(Data excerpts)
^^^^^^^^^^^^^^^^

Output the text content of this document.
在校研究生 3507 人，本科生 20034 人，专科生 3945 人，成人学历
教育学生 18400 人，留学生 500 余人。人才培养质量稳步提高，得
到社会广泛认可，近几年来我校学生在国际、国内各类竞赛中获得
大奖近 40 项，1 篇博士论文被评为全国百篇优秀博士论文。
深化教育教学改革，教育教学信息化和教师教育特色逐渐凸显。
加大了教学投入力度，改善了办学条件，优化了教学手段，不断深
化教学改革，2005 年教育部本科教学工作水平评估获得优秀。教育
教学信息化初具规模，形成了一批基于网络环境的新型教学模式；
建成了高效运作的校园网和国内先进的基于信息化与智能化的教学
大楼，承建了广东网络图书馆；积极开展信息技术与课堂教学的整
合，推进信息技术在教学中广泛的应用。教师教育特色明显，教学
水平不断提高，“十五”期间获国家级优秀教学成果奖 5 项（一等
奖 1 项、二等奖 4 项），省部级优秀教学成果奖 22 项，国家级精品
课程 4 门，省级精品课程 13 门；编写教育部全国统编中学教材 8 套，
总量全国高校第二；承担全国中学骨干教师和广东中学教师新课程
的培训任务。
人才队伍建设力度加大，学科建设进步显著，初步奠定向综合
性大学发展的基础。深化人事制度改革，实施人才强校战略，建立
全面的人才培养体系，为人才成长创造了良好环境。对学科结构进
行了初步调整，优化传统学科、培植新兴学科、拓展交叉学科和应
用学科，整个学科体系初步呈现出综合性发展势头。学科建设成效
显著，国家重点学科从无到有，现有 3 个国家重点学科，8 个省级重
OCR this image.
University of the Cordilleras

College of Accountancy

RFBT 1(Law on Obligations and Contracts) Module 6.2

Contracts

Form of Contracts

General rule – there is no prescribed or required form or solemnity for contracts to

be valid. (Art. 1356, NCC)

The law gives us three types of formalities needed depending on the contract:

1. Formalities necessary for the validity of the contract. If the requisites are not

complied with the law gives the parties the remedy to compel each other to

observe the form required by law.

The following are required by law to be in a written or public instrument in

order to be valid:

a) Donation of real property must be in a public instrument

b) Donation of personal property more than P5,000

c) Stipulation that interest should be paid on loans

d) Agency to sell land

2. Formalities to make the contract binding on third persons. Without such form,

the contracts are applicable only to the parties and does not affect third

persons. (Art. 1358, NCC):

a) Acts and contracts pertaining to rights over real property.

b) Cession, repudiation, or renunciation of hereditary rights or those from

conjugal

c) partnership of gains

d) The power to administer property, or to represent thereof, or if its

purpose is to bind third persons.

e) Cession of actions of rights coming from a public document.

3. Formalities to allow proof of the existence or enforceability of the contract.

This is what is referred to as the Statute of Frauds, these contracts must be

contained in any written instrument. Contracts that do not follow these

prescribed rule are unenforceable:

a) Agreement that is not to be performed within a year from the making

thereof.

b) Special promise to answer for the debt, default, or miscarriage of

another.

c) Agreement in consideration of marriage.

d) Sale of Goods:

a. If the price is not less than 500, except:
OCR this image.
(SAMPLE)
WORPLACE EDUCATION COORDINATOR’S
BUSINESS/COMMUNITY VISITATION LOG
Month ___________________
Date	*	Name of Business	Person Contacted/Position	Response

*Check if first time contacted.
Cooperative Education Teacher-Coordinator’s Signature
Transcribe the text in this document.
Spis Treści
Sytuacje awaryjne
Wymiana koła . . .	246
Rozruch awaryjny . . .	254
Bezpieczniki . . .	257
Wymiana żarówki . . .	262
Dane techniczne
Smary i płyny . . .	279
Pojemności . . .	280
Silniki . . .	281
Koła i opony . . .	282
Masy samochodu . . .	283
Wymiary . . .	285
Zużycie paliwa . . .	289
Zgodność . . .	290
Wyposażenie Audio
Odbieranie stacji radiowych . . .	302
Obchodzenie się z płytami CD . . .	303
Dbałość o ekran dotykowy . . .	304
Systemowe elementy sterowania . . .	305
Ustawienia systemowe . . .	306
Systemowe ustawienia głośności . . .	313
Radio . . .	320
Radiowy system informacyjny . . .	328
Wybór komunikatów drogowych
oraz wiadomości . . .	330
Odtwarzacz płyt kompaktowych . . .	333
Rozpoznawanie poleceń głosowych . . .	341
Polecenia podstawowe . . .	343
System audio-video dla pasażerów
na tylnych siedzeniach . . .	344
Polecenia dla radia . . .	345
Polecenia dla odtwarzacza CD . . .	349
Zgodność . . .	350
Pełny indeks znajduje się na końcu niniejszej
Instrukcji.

^^^^^^^^^^^^^^^^

WHAT YOU WILL DO –
Go through the records and print each one exactly.

TASK ANSWER –
Output the text content of this document.
在校研究生 3507 人，本科生 20034 人，专科生 3945 人，成人学历
教育学生 18400 人，留学生 500 余人。人才培养质量稳步提高，得
到社会广泛认可，近几年来我校学生在国际、国内各类竞赛中获得
大奖近 40 项，1 篇博士论文被评为全国百篇优秀博士论文。
深化教育教学改革，教育教学信息化和教师教育特色逐渐凸显。
加大了教学投入力度，改善了办学条件，优化了教学手段，不断深
化教学改革，2005 年教育部本科教学工作水平评估获得优秀。教育
教学信息化初具规模，形成了一批基于网络环境的新型教学模式；
建成了高效运作的校园网和国内先进的基于信息化与智能化的教学
大楼，承建了广东网络图书馆；积极开展信息技术与课堂教学的整
合，推进信息技术在教学中广泛的应用。教师教育特色明显，教学
水平不断提高，“十五”期间获国家级优秀教学成果奖 5 项（一等
奖 1 项、二等奖 4 项），省部级优秀教学成果奖 22 项，国家级精品
课程 4 门，省级精品课程 13 门；编写教育部全国统编中学教材 8 套，
总量全国高校第二；承担全国中学骨干教师和广东中学教师新课程
的培训任务。
人才队伍建设力度加大，学科建设进步显著，初步奠定向综合
性大学发展的基础。深化人事制度改革，实施人才强校战略，建立
全面的人才培养体系，为人才成长创造了良好环境。对学科结构进
行了初步调整，优化传统学科、培植新兴学科、拓展交叉学科和应
用学科，整个学科体系初步呈现出综合性发展势头。学科建设成效
显著，国家重点学科从无到有，现有 3 个国家重点学科，8 个省级重
OCR this image.
University of the Cordilleras

College of Accountancy

RFBT 1(Law on Obligations and Contracts) Module 6.2

Contracts

Form of Contracts

General rule – there is no prescribed or required form or solemnity for contracts to

be valid. (Art. 1356, NCC)

The law gives us three types of formalities needed depending on the contract:

1. Formalities necessary for the validity of the contract. If the requisites are not

complied with the law gives the parties the remedy to compel each other to

observe the form required by law.

The following are required by law to be in a written or public instrument in

order to be valid:

a) Donation of real property must be in a public instrument

b) Donation of personal property more than P5,000

c) Stipulation that interest should be paid on loans

d) Agency to sell land

2. Formalities to make the contract binding on third persons. Without such form,

the contracts are applicable only to the parties and does not affect third

persons. (Art. 1358, NCC):

a) Acts and contracts pertaining to rights over real property.

b) Cession, repudiation, or renunciation of hereditary rights or those from

conjugal

c) partnership of gains

d) The power to administer property, or to represent thereof, or if its

purpose is to bind third persons.

e) Cession of actions of rights coming from a public document.

3. Formalities to allow proof of the existence or enforceability of the contract.

This is what is referred to as the Statute of Frauds, these contracts must be

contained in any written instrument. Contracts that do not follow these

prescribed rule are unenforceable:

a) Agreement that is not to be performed within a year from the making

thereof.

b) Special promise to answer for the debt, default, or miscarriage of

another.

c) Agreement in consideration of marriage.

d) Sale of Goods:

a. If the price is not less than 500, except:
OCR this image.
(SAMPLE)
WORPLACE EDUCATION COORDINATOR’S
BUSINESS/COMMUNITY VISITATION LOG
Month ___________________
Date	*	Name of Business	Person Contacted/Position	Response

*Check if first time contacted.
Cooperative Education Teacher-Coordinator’s Signature
Transcribe the text in this document.
Spis Treści
Sytuacje awaryjne
Wymiana koła . . .	246
Rozruch awaryjny . . .	254
Bezpieczniki . . .	257
Wymiana żarówki . . .	262
Dane techniczne
Smary i płyny . . .	279
Pojemności . . .	280
Silniki . . .	281
Koła i opony . . .	282
Masy samochodu . . .	283
Wymiary . . .	285
Zużycie paliwa . . .	289
Zgodność . . .	290
Wyposażenie Audio
Odbieranie stacji radiowych . . .	302
Obchodzenie się z płytami CD . . .	303
Dbałość o ekran dotykowy . . .	304
Systemowe elementy sterowania . . .	305
Ustawienia systemowe . . .	306
Systemowe ustawienia głośności . . .	313
Radio . . .	320
Radiowy system informacyjny . . .	328
Wybór komunikatów drogowych
oraz wiadomości . . .	330
Odtwarzacz płyt kompaktowych . . .	333
Rozpoznawanie poleceń głosowych . . .	341
Polecenia podstawowe . . .	343
System audio-video dla pasażerów
na tylnych siedzeniach . . .	344
Polecenia dla radia . . .	345
Polecenia dla odtwarzacza CD . . .	349
Zgodność . . .	350
Pełny indeks znajduje się na końcu niniejszej
Instrukcji.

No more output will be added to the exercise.